* [Exercise inputs]
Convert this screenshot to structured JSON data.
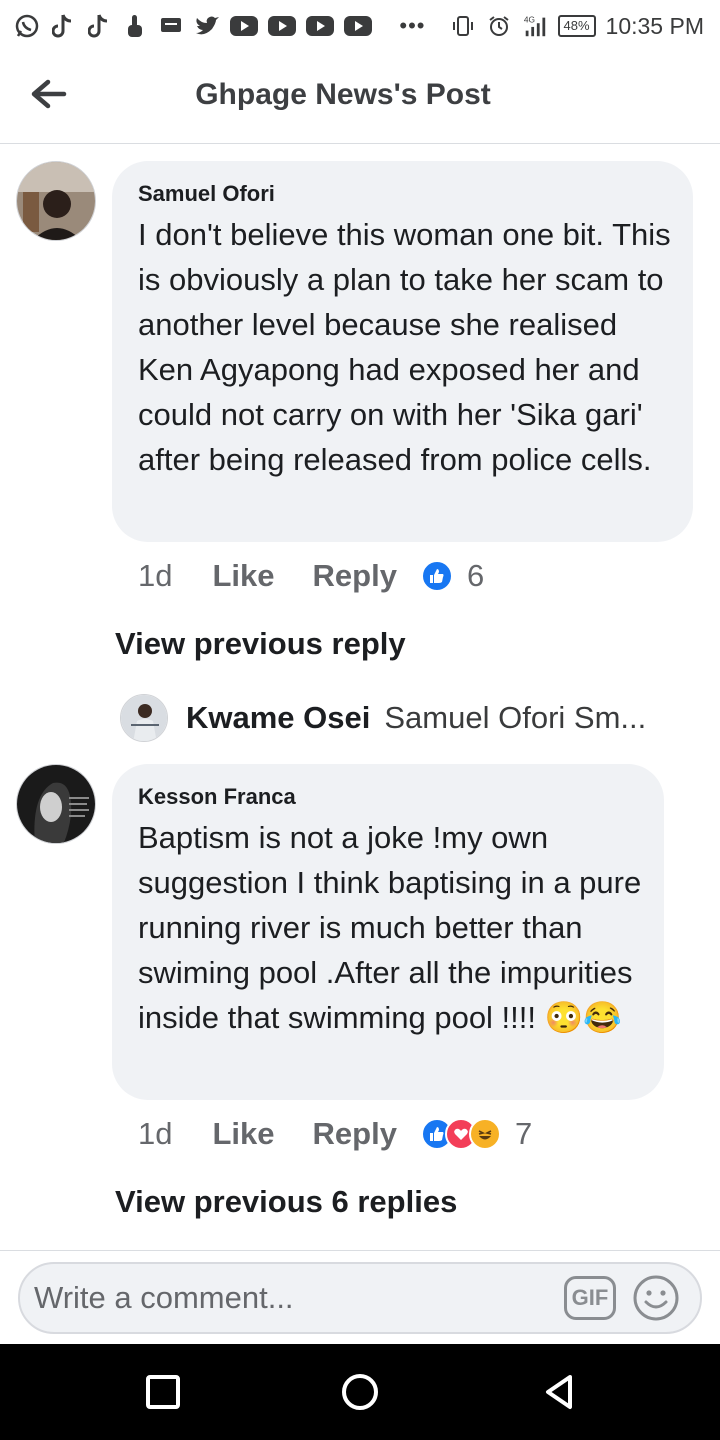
{
  "status_bar": {
    "time": "10:35 PM",
    "battery": "48%",
    "network": "4G",
    "overflow": "•••",
    "app_icons": [
      "whatsapp-icon",
      "tiktok-icon",
      "tiktok-icon",
      "touch-icon",
      "message-icon",
      "twitter-icon",
      "youtube-icon",
      "youtube-icon",
      "youtube-icon",
      "youtube-icon"
    ]
  },
  "header": {
    "title": "Ghpage News's Post"
  },
  "comments": [
    {
      "author": "Samuel Ofori",
      "text": "I don't believe this woman one bit. This is obviously a plan to take her scam to another level because she realised Ken Agyapong had exposed her and could not carry on with her 'Sika gari' after being released from police cells.",
      "time": "1d",
      "like_label": "Like",
      "reply_label": "Reply",
      "reaction_count": "6",
      "reactions": [
        "like"
      ],
      "view_previous": "View previous reply",
      "reply_preview": {
        "author": "Kwame Osei",
        "text": "Samuel Ofori Sm..."
      }
    },
    {
      "author": "Kesson Franca",
      "text": "Baptism is not a joke !my own suggestion I think baptising in a pure running  river is much better than swiming pool .After all the impurities inside that swimming pool !!!! 😳😂",
      "time": "1d",
      "like_label": "Like",
      "reply_label": "Reply",
      "reaction_count": "7",
      "reactions": [
        "like",
        "love",
        "haha"
      ],
      "view_previous": "View previous 6 replies"
    }
  ],
  "composer": {
    "placeholder": "Write a comment...",
    "gif_label": "GIF"
  },
  "colors": {
    "bubble": "#f0f2f5",
    "like_blue": "#1877f2",
    "love_red": "#f33e58",
    "haha_yellow": "#f7b125",
    "secondary_text": "#65676b"
  }
}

* [Your instructions]
Everything in the listing must be restated word for word, except for the pictures.

* [Answer below]
Convert this screenshot to structured JSON data.
{
  "status_bar": {
    "time": "10:35 PM",
    "battery": "48%",
    "network": "4G",
    "overflow": "•••",
    "app_icons": [
      "whatsapp-icon",
      "tiktok-icon",
      "tiktok-icon",
      "touch-icon",
      "message-icon",
      "twitter-icon",
      "youtube-icon",
      "youtube-icon",
      "youtube-icon",
      "youtube-icon"
    ]
  },
  "header": {
    "title": "Ghpage News's Post"
  },
  "comments": [
    {
      "author": "Samuel Ofori",
      "text": "I don't believe this woman one bit. This is obviously a plan to take her scam to another level because she realised Ken Agyapong had exposed her and could not carry on with her 'Sika gari' after being released from police cells.",
      "time": "1d",
      "like_label": "Like",
      "reply_label": "Reply",
      "reaction_count": "6",
      "reactions": [
        "like"
      ],
      "view_previous": "View previous reply",
      "reply_preview": {
        "author": "Kwame Osei",
        "text": "Samuel Ofori Sm..."
      }
    },
    {
      "author": "Kesson Franca",
      "text": "Baptism is not a joke !my own suggestion I think baptising in a pure running  river is much better than swiming pool .After all the impurities inside that swimming pool !!!! 😳😂",
      "time": "1d",
      "like_label": "Like",
      "reply_label": "Reply",
      "reaction_count": "7",
      "reactions": [
        "like",
        "love",
        "haha"
      ],
      "view_previous": "View previous 6 replies"
    }
  ],
  "composer": {
    "placeholder": "Write a comment...",
    "gif_label": "GIF"
  },
  "colors": {
    "bubble": "#f0f2f5",
    "like_blue": "#1877f2",
    "love_red": "#f33e58",
    "haha_yellow": "#f7b125",
    "secondary_text": "#65676b"
  }
}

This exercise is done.